» REQUEST:
Pull out all lines from the listing below in which the word "places" appears.

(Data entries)
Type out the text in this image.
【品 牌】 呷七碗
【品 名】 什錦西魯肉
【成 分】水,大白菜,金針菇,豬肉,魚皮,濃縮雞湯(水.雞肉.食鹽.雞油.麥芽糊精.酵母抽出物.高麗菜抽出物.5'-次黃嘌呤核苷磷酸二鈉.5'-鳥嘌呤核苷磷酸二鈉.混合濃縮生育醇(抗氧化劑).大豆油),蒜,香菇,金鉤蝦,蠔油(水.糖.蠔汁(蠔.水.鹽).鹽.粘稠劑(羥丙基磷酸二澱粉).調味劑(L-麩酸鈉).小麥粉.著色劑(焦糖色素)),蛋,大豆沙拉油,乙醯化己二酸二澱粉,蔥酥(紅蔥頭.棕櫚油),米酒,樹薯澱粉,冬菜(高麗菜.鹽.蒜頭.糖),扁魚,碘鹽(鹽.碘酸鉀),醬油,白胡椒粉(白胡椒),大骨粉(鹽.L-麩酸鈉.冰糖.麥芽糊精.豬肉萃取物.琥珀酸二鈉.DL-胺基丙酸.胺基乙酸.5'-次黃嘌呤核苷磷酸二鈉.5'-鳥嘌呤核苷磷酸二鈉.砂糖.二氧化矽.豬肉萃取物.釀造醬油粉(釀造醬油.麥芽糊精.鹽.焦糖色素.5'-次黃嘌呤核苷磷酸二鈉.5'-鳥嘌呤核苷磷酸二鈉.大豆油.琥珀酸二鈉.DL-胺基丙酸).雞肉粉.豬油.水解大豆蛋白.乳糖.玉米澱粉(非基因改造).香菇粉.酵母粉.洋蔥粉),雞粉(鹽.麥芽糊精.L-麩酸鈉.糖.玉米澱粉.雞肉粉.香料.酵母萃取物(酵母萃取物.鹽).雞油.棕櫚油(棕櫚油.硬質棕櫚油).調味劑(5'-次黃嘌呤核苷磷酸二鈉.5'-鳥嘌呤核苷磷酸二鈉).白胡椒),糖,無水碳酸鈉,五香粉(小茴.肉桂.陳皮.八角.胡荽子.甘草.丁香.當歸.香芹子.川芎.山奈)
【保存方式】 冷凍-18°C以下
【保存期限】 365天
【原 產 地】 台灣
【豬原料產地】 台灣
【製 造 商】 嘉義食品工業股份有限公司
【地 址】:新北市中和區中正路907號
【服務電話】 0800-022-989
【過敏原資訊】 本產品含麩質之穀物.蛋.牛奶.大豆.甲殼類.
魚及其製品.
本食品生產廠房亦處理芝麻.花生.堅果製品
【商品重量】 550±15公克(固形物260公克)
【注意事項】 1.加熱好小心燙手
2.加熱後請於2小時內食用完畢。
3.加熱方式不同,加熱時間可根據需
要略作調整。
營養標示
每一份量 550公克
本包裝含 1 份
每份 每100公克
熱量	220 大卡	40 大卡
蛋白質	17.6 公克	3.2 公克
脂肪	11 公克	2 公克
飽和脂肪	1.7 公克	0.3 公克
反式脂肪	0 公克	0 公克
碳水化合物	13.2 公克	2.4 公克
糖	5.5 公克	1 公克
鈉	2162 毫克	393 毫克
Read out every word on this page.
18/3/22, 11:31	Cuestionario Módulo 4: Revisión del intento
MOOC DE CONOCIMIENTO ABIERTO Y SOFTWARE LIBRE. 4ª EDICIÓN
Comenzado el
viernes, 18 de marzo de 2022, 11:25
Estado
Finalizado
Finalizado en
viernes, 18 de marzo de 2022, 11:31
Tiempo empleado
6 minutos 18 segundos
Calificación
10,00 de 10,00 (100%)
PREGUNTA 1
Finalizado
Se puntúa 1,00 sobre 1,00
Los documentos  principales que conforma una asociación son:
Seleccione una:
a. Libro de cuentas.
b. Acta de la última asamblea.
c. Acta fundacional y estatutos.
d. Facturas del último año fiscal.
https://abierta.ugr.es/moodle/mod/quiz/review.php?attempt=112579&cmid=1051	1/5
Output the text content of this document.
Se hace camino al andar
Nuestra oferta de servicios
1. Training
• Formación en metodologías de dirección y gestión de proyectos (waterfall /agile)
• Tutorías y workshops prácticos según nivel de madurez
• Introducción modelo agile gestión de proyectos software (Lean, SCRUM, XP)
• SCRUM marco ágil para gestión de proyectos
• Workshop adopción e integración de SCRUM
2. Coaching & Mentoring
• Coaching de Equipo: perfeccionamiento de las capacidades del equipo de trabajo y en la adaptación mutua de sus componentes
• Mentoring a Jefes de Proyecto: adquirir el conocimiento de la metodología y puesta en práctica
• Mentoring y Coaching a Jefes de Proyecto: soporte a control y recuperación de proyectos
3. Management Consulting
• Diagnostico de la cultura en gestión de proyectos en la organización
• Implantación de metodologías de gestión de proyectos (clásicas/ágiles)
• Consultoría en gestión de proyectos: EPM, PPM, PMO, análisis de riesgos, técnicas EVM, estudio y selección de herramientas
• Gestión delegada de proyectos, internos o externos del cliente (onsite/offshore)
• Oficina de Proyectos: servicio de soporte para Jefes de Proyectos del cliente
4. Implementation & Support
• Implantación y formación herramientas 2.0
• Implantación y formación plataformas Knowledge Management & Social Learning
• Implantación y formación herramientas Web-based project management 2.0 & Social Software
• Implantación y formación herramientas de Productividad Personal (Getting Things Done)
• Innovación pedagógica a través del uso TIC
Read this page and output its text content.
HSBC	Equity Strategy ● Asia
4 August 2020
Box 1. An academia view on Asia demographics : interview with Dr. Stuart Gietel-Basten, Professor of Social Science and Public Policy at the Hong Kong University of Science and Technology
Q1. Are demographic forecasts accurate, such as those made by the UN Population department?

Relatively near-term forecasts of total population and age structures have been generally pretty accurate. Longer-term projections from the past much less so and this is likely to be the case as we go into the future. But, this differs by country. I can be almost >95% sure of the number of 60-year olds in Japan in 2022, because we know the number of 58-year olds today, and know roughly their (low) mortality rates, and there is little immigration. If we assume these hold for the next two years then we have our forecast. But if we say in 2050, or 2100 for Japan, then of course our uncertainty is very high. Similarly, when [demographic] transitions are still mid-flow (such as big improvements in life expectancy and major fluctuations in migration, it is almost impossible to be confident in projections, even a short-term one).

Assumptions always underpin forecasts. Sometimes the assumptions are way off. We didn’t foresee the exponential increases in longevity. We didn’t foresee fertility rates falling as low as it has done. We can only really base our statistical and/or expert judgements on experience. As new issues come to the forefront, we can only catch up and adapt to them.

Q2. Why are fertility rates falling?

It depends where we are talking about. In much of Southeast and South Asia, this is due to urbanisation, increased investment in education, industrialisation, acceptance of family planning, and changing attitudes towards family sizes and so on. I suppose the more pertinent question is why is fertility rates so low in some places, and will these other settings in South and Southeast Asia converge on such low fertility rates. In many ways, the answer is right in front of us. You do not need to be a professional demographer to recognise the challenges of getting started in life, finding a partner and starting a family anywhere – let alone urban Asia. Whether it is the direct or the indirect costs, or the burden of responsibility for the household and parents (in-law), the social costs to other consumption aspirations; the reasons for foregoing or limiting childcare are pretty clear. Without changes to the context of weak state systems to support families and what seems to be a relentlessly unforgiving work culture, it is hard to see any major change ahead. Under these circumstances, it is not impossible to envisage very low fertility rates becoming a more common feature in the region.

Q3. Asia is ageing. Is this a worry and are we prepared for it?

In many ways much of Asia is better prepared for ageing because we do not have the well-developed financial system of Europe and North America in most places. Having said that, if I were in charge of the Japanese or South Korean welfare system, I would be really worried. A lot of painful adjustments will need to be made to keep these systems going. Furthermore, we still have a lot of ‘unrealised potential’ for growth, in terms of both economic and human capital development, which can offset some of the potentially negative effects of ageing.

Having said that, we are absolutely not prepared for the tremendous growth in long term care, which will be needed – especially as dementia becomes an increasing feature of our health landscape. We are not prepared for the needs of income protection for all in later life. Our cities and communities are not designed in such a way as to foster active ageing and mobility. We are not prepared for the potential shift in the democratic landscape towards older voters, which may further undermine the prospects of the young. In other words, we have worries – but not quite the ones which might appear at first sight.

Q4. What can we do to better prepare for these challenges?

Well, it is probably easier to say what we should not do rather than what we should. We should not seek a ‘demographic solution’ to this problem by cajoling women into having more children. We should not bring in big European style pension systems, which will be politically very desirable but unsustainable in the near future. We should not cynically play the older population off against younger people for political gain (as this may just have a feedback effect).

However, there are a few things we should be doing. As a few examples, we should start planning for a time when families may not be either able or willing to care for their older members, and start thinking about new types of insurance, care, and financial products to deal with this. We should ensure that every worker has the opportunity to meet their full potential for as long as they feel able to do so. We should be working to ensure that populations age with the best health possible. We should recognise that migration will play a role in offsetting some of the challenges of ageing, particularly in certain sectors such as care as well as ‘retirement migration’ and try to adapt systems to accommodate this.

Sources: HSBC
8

» ANSWER TO THIS TASK:
It depends where we are talking about. In much of Southeast and South Asia, this is due to urbanisation, increased investment in education, industrialisation, acceptance of family planning, and changing attitudes towards family sizes and so on. I suppose the more pertinent question is why is fertility rates so low in some places, and will these other settings in South and Southeast Asia converge on such low fertility rates. In many ways, the answer is right in front of us. You do not need to be a professional demographer to recognise the challenges of getting started in life, finding a partner and starting a family anywhere – let alone urban Asia. Whether it is the direct or the indirect costs, or the burden of responsibility for the household and parents (in-law), the social costs to other consumption aspirations; the reasons for foregoing or limiting childcare are pretty clear. Without changes to the context of weak state systems to support families and what seems to be a relentlessly unforgiving work culture, it is hard to see any major change ahead. Under these circumstances, it is not impossible to envisage very low fertility rates becoming a more common feature in the region.
In many ways much of Asia is better prepared for ageing because we do not have the well-developed financial system of Europe and North America in most places. Having said that, if I were in charge of the Japanese or South Korean welfare system, I would be really worried. A lot of painful adjustments will need to be made to keep these systems going. Furthermore, we still have a lot of ‘unrealised potential’ for growth, in terms of both economic and human capital development, which can offset some of the potentially negative effects of ageing.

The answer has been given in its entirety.